▶ **TASK TO COMPLETE**
Write out the full set of records below exactly.

**** DATASET EXCERPTS

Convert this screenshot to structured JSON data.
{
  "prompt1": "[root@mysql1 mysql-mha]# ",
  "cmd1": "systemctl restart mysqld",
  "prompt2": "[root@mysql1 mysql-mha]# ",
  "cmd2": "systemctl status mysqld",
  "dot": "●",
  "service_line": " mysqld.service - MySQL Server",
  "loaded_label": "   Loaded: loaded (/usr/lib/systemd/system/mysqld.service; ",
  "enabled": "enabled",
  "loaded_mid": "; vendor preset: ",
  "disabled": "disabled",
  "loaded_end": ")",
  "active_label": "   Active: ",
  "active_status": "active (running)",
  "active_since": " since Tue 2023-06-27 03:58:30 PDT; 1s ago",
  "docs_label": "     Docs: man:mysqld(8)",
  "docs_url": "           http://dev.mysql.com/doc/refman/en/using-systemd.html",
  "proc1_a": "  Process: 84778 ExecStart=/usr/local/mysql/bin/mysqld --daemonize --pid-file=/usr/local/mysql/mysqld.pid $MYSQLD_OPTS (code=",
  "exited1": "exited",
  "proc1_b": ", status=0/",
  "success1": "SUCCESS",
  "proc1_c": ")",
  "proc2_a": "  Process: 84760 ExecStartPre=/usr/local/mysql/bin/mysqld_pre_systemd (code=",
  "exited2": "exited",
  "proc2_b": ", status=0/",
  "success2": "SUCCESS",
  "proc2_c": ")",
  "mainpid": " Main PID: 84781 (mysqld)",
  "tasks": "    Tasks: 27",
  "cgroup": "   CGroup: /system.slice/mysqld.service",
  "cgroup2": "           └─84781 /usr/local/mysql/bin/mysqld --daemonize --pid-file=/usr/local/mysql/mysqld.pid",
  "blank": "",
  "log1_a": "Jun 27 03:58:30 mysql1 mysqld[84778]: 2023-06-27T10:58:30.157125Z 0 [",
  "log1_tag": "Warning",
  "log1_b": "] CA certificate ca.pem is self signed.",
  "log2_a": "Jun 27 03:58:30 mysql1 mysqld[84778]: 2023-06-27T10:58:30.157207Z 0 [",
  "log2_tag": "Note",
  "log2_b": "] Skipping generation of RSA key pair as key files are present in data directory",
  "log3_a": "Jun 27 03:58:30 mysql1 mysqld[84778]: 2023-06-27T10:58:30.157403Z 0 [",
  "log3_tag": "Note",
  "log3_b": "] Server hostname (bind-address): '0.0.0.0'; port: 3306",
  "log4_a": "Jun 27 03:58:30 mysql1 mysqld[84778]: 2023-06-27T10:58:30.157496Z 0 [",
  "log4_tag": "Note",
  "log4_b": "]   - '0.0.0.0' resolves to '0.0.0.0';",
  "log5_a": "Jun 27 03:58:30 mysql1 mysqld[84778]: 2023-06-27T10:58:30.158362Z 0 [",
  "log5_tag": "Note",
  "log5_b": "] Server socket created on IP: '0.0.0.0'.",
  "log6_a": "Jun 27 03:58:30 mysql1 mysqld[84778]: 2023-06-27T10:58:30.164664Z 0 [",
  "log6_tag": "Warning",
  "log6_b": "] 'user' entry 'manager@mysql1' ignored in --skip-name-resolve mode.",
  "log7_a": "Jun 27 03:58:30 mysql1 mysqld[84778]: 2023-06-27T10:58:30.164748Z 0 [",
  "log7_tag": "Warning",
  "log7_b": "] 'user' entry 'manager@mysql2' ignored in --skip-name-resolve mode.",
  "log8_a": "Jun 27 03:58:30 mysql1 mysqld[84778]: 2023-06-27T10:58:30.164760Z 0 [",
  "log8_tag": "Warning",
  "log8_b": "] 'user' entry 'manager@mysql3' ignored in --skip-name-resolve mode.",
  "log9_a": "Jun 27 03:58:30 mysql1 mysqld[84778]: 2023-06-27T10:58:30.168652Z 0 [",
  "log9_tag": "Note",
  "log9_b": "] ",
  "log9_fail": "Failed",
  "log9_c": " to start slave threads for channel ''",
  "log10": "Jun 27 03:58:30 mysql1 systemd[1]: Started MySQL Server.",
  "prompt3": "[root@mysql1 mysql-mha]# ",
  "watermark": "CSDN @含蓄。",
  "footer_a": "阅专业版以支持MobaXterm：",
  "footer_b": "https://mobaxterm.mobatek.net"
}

********

▶ **EXERCISE SOLUTION**
Convert this screenshot to structured JSON data.
{
  "prompt1": "[root@mysql1 mysql-mha]# ",
  "cmd1": "systemctl restart mysqld",
  "prompt2": "[root@mysql1 mysql-mha]# ",
  "cmd2": "systemctl status mysqld",
  "dot": "●",
  "service_line": " mysqld.service - MySQL Server",
  "loaded_label": "   Loaded: loaded (/usr/lib/systemd/system/mysqld.service; ",
  "enabled": "enabled",
  "loaded_mid": "; vendor preset: ",
  "disabled": "disabled",
  "loaded_end": ")",
  "active_label": "   Active: ",
  "active_status": "active (running)",
  "active_since": " since Tue 2023-06-27 03:58:30 PDT; 1s ago",
  "docs_label": "     Docs: man:mysqld(8)",
  "docs_url": "           http://dev.mysql.com/doc/refman/en/using-systemd.html",
  "proc1_a": "  Process: 84778 ExecStart=/usr/local/mysql/bin/mysqld --daemonize --pid-file=/usr/local/mysql/mysqld.pid $MYSQLD_OPTS (code=",
  "exited1": "exited",
  "proc1_b": ", status=0/",
  "success1": "SUCCESS",
  "proc1_c": ")",
  "proc2_a": "  Process: 84760 ExecStartPre=/usr/local/mysql/bin/mysqld_pre_systemd (code=",
  "exited2": "exited",
  "proc2_b": ", status=0/",
  "success2": "SUCCESS",
  "proc2_c": ")",
  "mainpid": " Main PID: 84781 (mysqld)",
  "tasks": "    Tasks: 27",
  "cgroup": "   CGroup: /system.slice/mysqld.service",
  "cgroup2": "           └─84781 /usr/local/mysql/bin/mysqld --daemonize --pid-file=/usr/local/mysql/mysqld.pid",
  "blank": "",
  "log1_a": "Jun 27 03:58:30 mysql1 mysqld[84778]: 2023-06-27T10:58:30.157125Z 0 [",
  "log1_tag": "Warning",
  "log1_b": "] CA certificate ca.pem is self signed.",
  "log2_a": "Jun 27 03:58:30 mysql1 mysqld[84778]: 2023-06-27T10:58:30.157207Z 0 [",
  "log2_tag": "Note",
  "log2_b": "] Skipping generation of RSA key pair as key files are present in data directory",
  "log3_a": "Jun 27 03:58:30 mysql1 mysqld[84778]: 2023-06-27T10:58:30.157403Z 0 [",
  "log3_tag": "Note",
  "log3_b": "] Server hostname (bind-address): '0.0.0.0'; port: 3306",
  "log4_a": "Jun 27 03:58:30 mysql1 mysqld[84778]: 2023-06-27T10:58:30.157496Z 0 [",
  "log4_tag": "Note",
  "log4_b": "]   - '0.0.0.0' resolves to '0.0.0.0';",
  "log5_a": "Jun 27 03:58:30 mysql1 mysqld[84778]: 2023-06-27T10:58:30.158362Z 0 [",
  "log5_tag": "Note",
  "log5_b": "] Server socket created on IP: '0.0.0.0'.",
  "log6_a": "Jun 27 03:58:30 mysql1 mysqld[84778]: 2023-06-27T10:58:30.164664Z 0 [",
  "log6_tag": "Warning",
  "log6_b": "] 'user' entry 'manager@mysql1' ignored in --skip-name-resolve mode.",
  "log7_a": "Jun 27 03:58:30 mysql1 mysqld[84778]: 2023-06-27T10:58:30.164748Z 0 [",
  "log7_tag": "Warning",
  "log7_b": "] 'user' entry 'manager@mysql2' ignored in --skip-name-resolve mode.",
  "log8_a": "Jun 27 03:58:30 mysql1 mysqld[84778]: 2023-06-27T10:58:30.164760Z 0 [",
  "log8_tag": "Warning",
  "log8_b": "] 'user' entry 'manager@mysql3' ignored in --skip-name-resolve mode.",
  "log9_a": "Jun 27 03:58:30 mysql1 mysqld[84778]: 2023-06-27T10:58:30.168652Z 0 [",
  "log9_tag": "Note",
  "log9_b": "] ",
  "log9_fail": "Failed",
  "log9_c": " to start slave threads for channel ''",
  "log10": "Jun 27 03:58:30 mysql1 systemd[1]: Started MySQL Server.",
  "prompt3": "[root@mysql1 mysql-mha]# ",
  "watermark": "CSDN @含蓄。",
  "footer_a": "阅专业版以支持MobaXterm：",
  "footer_b": "https://mobaxterm.mobatek.net"
}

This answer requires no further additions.